◆ SHORT EXERCISE: Write out every entry exactly as it stands.

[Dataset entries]
━━━━━━━━━━━━━━━━

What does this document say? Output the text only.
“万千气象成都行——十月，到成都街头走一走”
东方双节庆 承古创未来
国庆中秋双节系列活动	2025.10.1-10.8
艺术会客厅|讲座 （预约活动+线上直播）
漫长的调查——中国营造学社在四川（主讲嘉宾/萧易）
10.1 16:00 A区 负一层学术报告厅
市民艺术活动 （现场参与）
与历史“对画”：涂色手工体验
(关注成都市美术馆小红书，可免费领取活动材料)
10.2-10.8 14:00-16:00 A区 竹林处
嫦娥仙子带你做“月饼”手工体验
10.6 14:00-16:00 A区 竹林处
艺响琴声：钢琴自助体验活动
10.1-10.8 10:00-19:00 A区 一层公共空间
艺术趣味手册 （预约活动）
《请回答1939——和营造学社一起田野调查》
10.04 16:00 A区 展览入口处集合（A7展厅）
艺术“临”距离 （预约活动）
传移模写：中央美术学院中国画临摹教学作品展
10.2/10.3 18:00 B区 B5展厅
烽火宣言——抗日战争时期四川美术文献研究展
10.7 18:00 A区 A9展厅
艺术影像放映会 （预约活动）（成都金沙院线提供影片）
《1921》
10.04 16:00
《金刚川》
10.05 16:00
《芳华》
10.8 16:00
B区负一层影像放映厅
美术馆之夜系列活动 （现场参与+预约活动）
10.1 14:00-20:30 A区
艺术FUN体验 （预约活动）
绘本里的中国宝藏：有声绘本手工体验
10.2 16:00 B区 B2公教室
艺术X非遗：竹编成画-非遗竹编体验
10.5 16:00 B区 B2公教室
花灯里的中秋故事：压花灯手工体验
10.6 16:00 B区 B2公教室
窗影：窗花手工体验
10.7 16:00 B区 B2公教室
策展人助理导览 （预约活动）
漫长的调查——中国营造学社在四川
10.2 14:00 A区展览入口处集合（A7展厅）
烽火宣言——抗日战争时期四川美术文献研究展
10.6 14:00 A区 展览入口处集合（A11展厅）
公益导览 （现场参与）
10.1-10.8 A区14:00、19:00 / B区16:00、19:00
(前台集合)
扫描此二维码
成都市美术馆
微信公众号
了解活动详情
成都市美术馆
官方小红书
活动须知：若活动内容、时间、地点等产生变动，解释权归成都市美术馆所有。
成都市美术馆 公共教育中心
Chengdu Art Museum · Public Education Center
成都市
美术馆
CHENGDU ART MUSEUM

━━━━━━━━━━━━━━━━

◆ THE ANSWER:
What does this document say? Output the text only.
“万千气象成都行——十月，到成都街头走一走”
东方双节庆 承古创未来
国庆中秋双节系列活动	2025.10.1-10.8
艺术会客厅|讲座 （预约活动+线上直播）
漫长的调查——中国营造学社在四川（主讲嘉宾/萧易）
10.1 16:00 A区 负一层学术报告厅
市民艺术活动 （现场参与）
与历史“对画”：涂色手工体验
(关注成都市美术馆小红书，可免费领取活动材料)
10.2-10.8 14:00-16:00 A区 竹林处
嫦娥仙子带你做“月饼”手工体验
10.6 14:00-16:00 A区 竹林处
艺响琴声：钢琴自助体验活动
10.1-10.8 10:00-19:00 A区 一层公共空间
艺术趣味手册 （预约活动）
《请回答1939——和营造学社一起田野调查》
10.04 16:00 A区 展览入口处集合（A7展厅）
艺术“临”距离 （预约活动）
传移模写：中央美术学院中国画临摹教学作品展
10.2/10.3 18:00 B区 B5展厅
烽火宣言——抗日战争时期四川美术文献研究展
10.7 18:00 A区 A9展厅
艺术影像放映会 （预约活动）（成都金沙院线提供影片）
《1921》
10.04 16:00
《金刚川》
10.05 16:00
《芳华》
10.8 16:00
B区负一层影像放映厅
美术馆之夜系列活动 （现场参与+预约活动）
10.1 14:00-20:30 A区
艺术FUN体验 （预约活动）
绘本里的中国宝藏：有声绘本手工体验
10.2 16:00 B区 B2公教室
艺术X非遗：竹编成画-非遗竹编体验
10.5 16:00 B区 B2公教室
花灯里的中秋故事：压花灯手工体验
10.6 16:00 B区 B2公教室
窗影：窗花手工体验
10.7 16:00 B区 B2公教室
策展人助理导览 （预约活动）
漫长的调查——中国营造学社在四川
10.2 14:00 A区展览入口处集合（A7展厅）
烽火宣言——抗日战争时期四川美术文献研究展
10.6 14:00 A区 展览入口处集合（A11展厅）
公益导览 （现场参与）
10.1-10.8 A区14:00、19:00 / B区16:00、19:00
(前台集合)
扫描此二维码
成都市美术馆
微信公众号
了解活动详情
成都市美术馆
官方小红书
活动须知：若活动内容、时间、地点等产生变动，解释权归成都市美术馆所有。
成都市美术馆 公共教育中心
Chengdu Art Museum · Public Education Center
成都市
美术馆
CHENGDU ART MUSEUM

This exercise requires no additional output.